WHAT NEEDS TO BE DONE >>
Check every line below for the string "this", and copy the lines that contain it.

RECORDS TO PROCESS >>
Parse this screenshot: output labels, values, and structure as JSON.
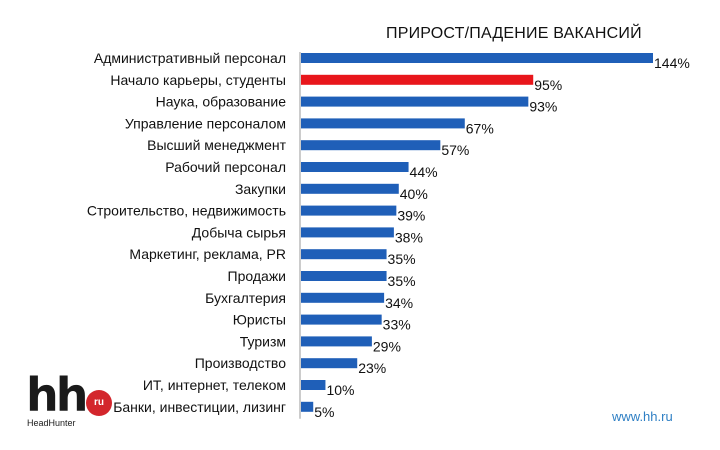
{
  "chart_data": {
    "type": "bar",
    "orientation": "horizontal",
    "title": "ПРИРОСТ/ПАДЕНИЕ ВАКАНСИЙ",
    "value_suffix": "%",
    "categories": [
      "Административный персонал",
      "Начало карьеры, студенты",
      "Наука, образование",
      "Управление персоналом",
      "Высший менеджмент",
      "Рабочий персонал",
      "Закупки",
      "Строительство, недвижимость",
      "Добыча сырья",
      "Маркетинг, реклама, PR",
      "Продажи",
      "Бухгалтерия",
      "Юристы",
      "Туризм",
      "Производство",
      "ИТ, интернет, телеком",
      "Банки, инвестиции, лизинг"
    ],
    "values": [
      144,
      95,
      93,
      67,
      57,
      44,
      40,
      39,
      38,
      35,
      35,
      34,
      33,
      29,
      23,
      10,
      5
    ],
    "highlight_index": 1,
    "xlim": [
      0,
      144
    ],
    "grid": false,
    "legend": "none",
    "colors": {
      "bar": "#1f5fb8",
      "highlight": "#e8161b",
      "axis": "#999999",
      "text": "#111111"
    }
  },
  "logo": {
    "mark": "hh",
    "badge": "ru",
    "name": "HeadHunter"
  },
  "footer": {
    "url": "www.hh.ru"
  }
}
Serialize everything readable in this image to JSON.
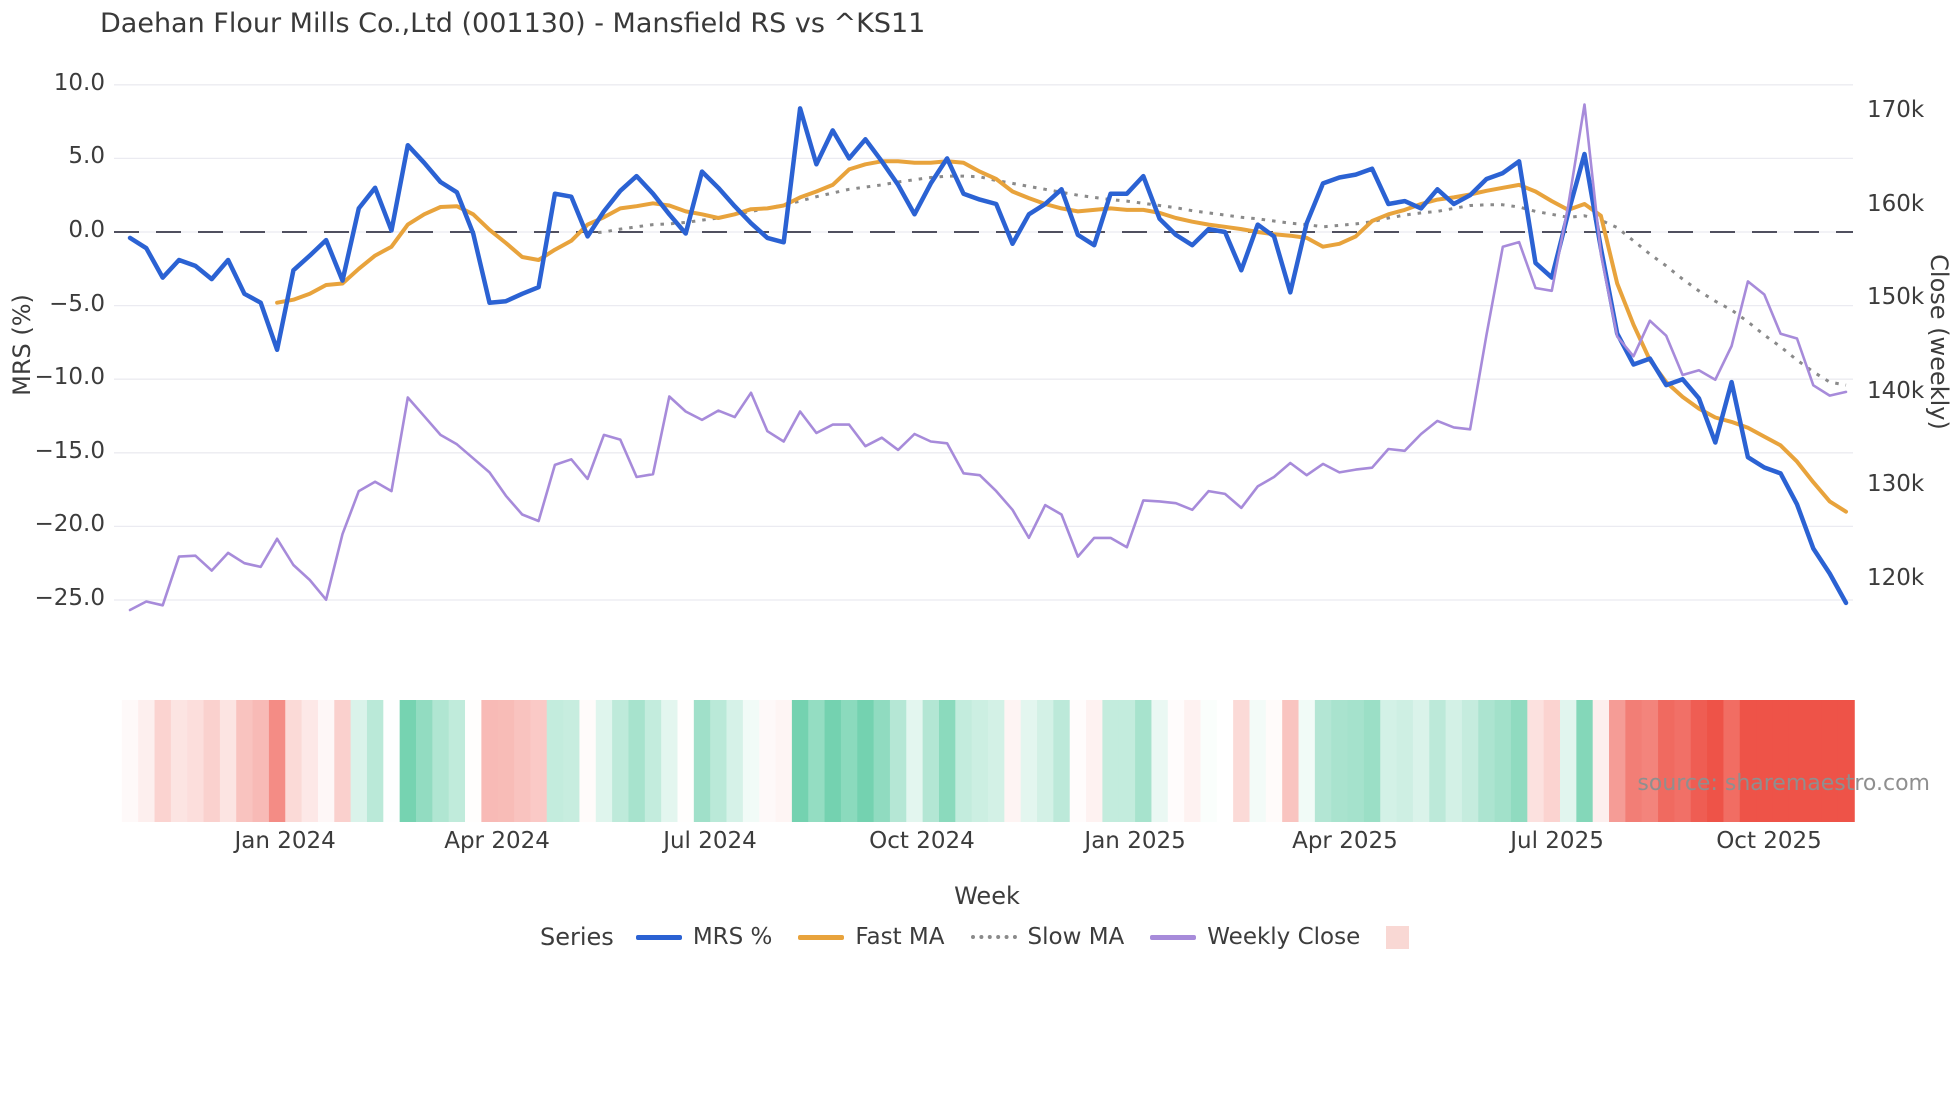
{
  "title": "Daehan Flour Mills Co.,Ltd (001130) - Mansfield RS vs ^KS11",
  "source_note": "source: sharemaestro.com",
  "legend": {
    "series_label": "Series",
    "items": [
      {
        "label": "MRS %",
        "swatch": "line",
        "color": "#2b62d3"
      },
      {
        "label": "Fast MA",
        "swatch": "line",
        "color": "#e8a33c"
      },
      {
        "label": "Slow MA",
        "swatch": "dotted",
        "color": "#8a8a8a"
      },
      {
        "label": "Weekly Close",
        "swatch": "line",
        "color": "#a78bda"
      },
      {
        "label": "",
        "swatch": "square",
        "color": "#f9d8d4"
      }
    ]
  },
  "chart_data": {
    "type": "line",
    "title": "Daehan Flour Mills Co.,Ltd (001130) - Mansfield RS vs ^KS11",
    "grid": "horizontal-only",
    "zero_reference_line": 0,
    "x_axis": {
      "title": "Week",
      "tick_labels": [
        "Jan 2024",
        "Apr 2024",
        "Jul 2024",
        "Oct 2024",
        "Jan 2025",
        "Apr 2025",
        "Jul 2025",
        "Oct 2025"
      ],
      "tick_week_positions": [
        9.49,
        22.46,
        35.49,
        48.46,
        61.5,
        74.34,
        87.32,
        100.29
      ],
      "n_weeks": 106
    },
    "y_left": {
      "title": "MRS (%)",
      "ticks": [
        10,
        5,
        0,
        -5,
        -10,
        -15,
        -20,
        -25
      ],
      "tick_labels": [
        "10.0",
        "5.0",
        "0.0",
        "−5.0",
        "−10.0",
        "−15.0",
        "−20.0",
        "−25.0"
      ],
      "range": [
        -27,
        11.5
      ]
    },
    "y_right": {
      "title": "Close (weekly)",
      "ticks": [
        170,
        160,
        150,
        140,
        130,
        120
      ],
      "tick_labels": [
        "170k",
        "160k",
        "150k",
        "140k",
        "130k",
        "120k"
      ],
      "range": [
        115,
        172
      ]
    },
    "series": [
      {
        "name": "MRS %",
        "axis": "left",
        "color": "#2b62d3",
        "style": "solid",
        "width": 4.5,
        "start_week": 0,
        "values": [
          -0.4,
          -1.1,
          -3.1,
          -1.9,
          -2.3,
          -3.2,
          -1.9,
          -4.2,
          -4.8,
          -8.0,
          -2.6,
          -1.6,
          -0.55,
          -3.3,
          1.6,
          3.0,
          0.1,
          5.9,
          4.7,
          3.4,
          2.7,
          -0.1,
          -4.8,
          -4.7,
          -4.2,
          -3.75,
          2.6,
          2.4,
          -0.3,
          1.4,
          2.8,
          3.8,
          2.6,
          1.2,
          -0.1,
          4.1,
          3.0,
          1.75,
          0.6,
          -0.4,
          -0.7,
          8.4,
          4.6,
          6.9,
          5.0,
          6.3,
          4.8,
          3.2,
          1.2,
          3.3,
          5.0,
          2.6,
          2.2,
          1.9,
          -0.8,
          1.2,
          1.9,
          2.9,
          -0.2,
          -0.9,
          2.6,
          2.6,
          3.8,
          0.9,
          -0.2,
          -0.9,
          0.2,
          0.0,
          -2.6,
          0.5,
          -0.3,
          -4.1,
          0.6,
          3.3,
          3.7,
          3.9,
          4.3,
          1.9,
          2.1,
          1.6,
          2.9,
          1.9,
          2.5,
          3.6,
          4.0,
          4.8,
          -2.1,
          -3.1,
          1.3,
          5.3,
          -1.1,
          -6.9,
          -9.0,
          -8.6,
          -10.4,
          -10.0,
          -11.3,
          -14.3,
          -10.2,
          -15.3,
          -16.0,
          -16.4,
          -18.5,
          -21.5,
          -23.2,
          -25.2
        ]
      },
      {
        "name": "Fast MA",
        "axis": "left",
        "color": "#e8a33c",
        "style": "solid",
        "width": 4,
        "start_week": 9,
        "values": [
          -4.8,
          -4.6,
          -4.2,
          -3.6,
          -3.5,
          -2.5,
          -1.6,
          -1.0,
          0.5,
          1.2,
          1.7,
          1.75,
          1.2,
          0.15,
          -0.75,
          -1.7,
          -1.9,
          -1.2,
          -0.6,
          0.5,
          1.0,
          1.6,
          1.75,
          1.95,
          1.8,
          1.4,
          1.2,
          0.95,
          1.2,
          1.55,
          1.6,
          1.8,
          2.35,
          2.75,
          3.2,
          4.25,
          4.6,
          4.8,
          4.8,
          4.7,
          4.7,
          4.8,
          4.7,
          4.1,
          3.6,
          2.75,
          2.3,
          1.9,
          1.6,
          1.4,
          1.5,
          1.6,
          1.5,
          1.5,
          1.3,
          0.95,
          0.7,
          0.5,
          0.35,
          0.2,
          0.0,
          -0.15,
          -0.25,
          -0.4,
          -1.0,
          -0.8,
          -0.3,
          0.75,
          1.2,
          1.5,
          1.9,
          2.2,
          2.35,
          2.55,
          2.8,
          3.0,
          3.2,
          2.75,
          2.1,
          1.5,
          1.9,
          1.1,
          -3.5,
          -6.3,
          -8.7,
          -10.2,
          -11.2,
          -12.0,
          -12.6,
          -12.9,
          -13.3,
          -13.9,
          -14.5,
          -15.6,
          -17.0,
          -18.3,
          -19.0
        ]
      },
      {
        "name": "Slow MA",
        "axis": "left",
        "color": "#8a8a8a",
        "style": "dotted",
        "width": 3,
        "start_week": 28,
        "values": [
          -0.1,
          0.0,
          0.2,
          0.35,
          0.5,
          0.55,
          0.65,
          0.8,
          0.95,
          1.2,
          1.4,
          1.6,
          1.85,
          2.1,
          2.4,
          2.65,
          2.9,
          3.05,
          3.2,
          3.4,
          3.55,
          3.7,
          3.8,
          3.8,
          3.75,
          3.5,
          3.3,
          3.1,
          2.9,
          2.7,
          2.5,
          2.35,
          2.2,
          2.1,
          1.95,
          1.8,
          1.65,
          1.45,
          1.3,
          1.15,
          1.0,
          0.9,
          0.75,
          0.6,
          0.5,
          0.35,
          0.45,
          0.55,
          0.7,
          0.95,
          1.15,
          1.3,
          1.4,
          1.6,
          1.8,
          1.85,
          1.85,
          1.7,
          1.4,
          1.2,
          1.0,
          1.1,
          0.8,
          0.3,
          -0.6,
          -1.5,
          -2.3,
          -3.2,
          -4.0,
          -4.7,
          -5.3,
          -6.1,
          -7.0,
          -7.8,
          -8.7,
          -9.5,
          -10.2,
          -10.4
        ]
      },
      {
        "name": "Weekly Close",
        "axis": "right",
        "color": "#a78bda",
        "style": "solid",
        "width": 2.6,
        "start_week": 0,
        "values": [
          116.8,
          117.7,
          117.3,
          122.5,
          122.6,
          121.0,
          122.9,
          121.8,
          121.4,
          124.4,
          121.6,
          120.0,
          117.9,
          124.9,
          129.5,
          130.5,
          129.5,
          139.5,
          137.5,
          135.5,
          134.5,
          133.0,
          131.5,
          129.0,
          127.0,
          126.3,
          132.3,
          132.9,
          130.8,
          135.5,
          135.0,
          131.0,
          131.3,
          139.6,
          138.0,
          137.1,
          138.1,
          137.4,
          140.0,
          135.9,
          134.8,
          138.0,
          135.7,
          136.6,
          136.6,
          134.3,
          135.2,
          133.9,
          135.6,
          134.8,
          134.6,
          131.4,
          131.2,
          129.5,
          127.5,
          124.5,
          128.0,
          127.0,
          122.5,
          124.5,
          124.5,
          123.5,
          128.5,
          128.4,
          128.2,
          127.5,
          129.5,
          129.2,
          127.7,
          130.0,
          131.0,
          132.5,
          131.2,
          132.4,
          131.5,
          131.8,
          132.0,
          134.0,
          133.8,
          135.6,
          137.0,
          136.3,
          136.1,
          146.2,
          155.6,
          156.1,
          151.2,
          150.9,
          160.0,
          170.8,
          154.8,
          146.0,
          143.9,
          147.7,
          146.1,
          141.9,
          142.4,
          141.4,
          145.0,
          151.9,
          150.5,
          146.3,
          145.8,
          140.8,
          139.7,
          140.1
        ]
      }
    ],
    "heatmap": {
      "description": "weekly heat strip below plot, one cell per week, colored by MRS % value",
      "derived_from": "MRS %",
      "negative_color": "#ee5348",
      "positive_color": "#74d2b0",
      "neutral_color": "#ffffff"
    }
  }
}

REPLY TO THE TASK >>
Parse this screenshot: output labels, values, and structure as JSON.
Serialize everything readable in this image to JSON.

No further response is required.